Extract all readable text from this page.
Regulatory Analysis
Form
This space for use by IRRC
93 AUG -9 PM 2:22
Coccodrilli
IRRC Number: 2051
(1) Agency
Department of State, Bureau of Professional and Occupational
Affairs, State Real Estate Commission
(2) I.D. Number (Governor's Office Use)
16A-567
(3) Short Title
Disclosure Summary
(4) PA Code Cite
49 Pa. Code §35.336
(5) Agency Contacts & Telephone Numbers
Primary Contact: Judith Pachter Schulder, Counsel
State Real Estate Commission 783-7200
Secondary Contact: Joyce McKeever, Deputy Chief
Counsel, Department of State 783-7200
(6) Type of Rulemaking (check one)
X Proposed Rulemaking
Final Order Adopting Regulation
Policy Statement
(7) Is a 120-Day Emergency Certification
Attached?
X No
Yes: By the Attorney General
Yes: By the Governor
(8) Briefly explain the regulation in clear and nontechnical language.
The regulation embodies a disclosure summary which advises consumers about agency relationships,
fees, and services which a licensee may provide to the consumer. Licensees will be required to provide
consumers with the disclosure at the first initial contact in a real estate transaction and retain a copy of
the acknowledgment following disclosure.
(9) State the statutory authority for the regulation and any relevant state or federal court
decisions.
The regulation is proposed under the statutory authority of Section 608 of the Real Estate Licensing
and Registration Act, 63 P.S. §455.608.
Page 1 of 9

■ **SHORT EXERCISE**
Write out the data exactly as it stands.

■ **RESULT BELOW**
Extract all readable text from this page.
Regulatory Analysis
Form
This space for use by IRRC
93 AUG -9 PM 2:22
Coccodrilli
IRRC Number: 2051
(1) Agency
Department of State, Bureau of Professional and Occupational
Affairs, State Real Estate Commission
(2) I.D. Number (Governor's Office Use)
16A-567
(3) Short Title
Disclosure Summary
(4) PA Code Cite
49 Pa. Code §35.336
(5) Agency Contacts & Telephone Numbers
Primary Contact: Judith Pachter Schulder, Counsel
State Real Estate Commission 783-7200
Secondary Contact: Joyce McKeever, Deputy Chief
Counsel, Department of State 783-7200
(6) Type of Rulemaking (check one)
X Proposed Rulemaking
Final Order Adopting Regulation
Policy Statement
(7) Is a 120-Day Emergency Certification
Attached?
X No
Yes: By the Attorney General
Yes: By the Governor
(8) Briefly explain the regulation in clear and nontechnical language.
The regulation embodies a disclosure summary which advises consumers about agency relationships,
fees, and services which a licensee may provide to the consumer. Licensees will be required to provide
consumers with the disclosure at the first initial contact in a real estate transaction and retain a copy of
the acknowledgment following disclosure.
(9) State the statutory authority for the regulation and any relevant state or federal court
decisions.
The regulation is proposed under the statutory authority of Section 608 of the Real Estate Licensing
and Registration Act, 63 P.S. §455.608.
Page 1 of 9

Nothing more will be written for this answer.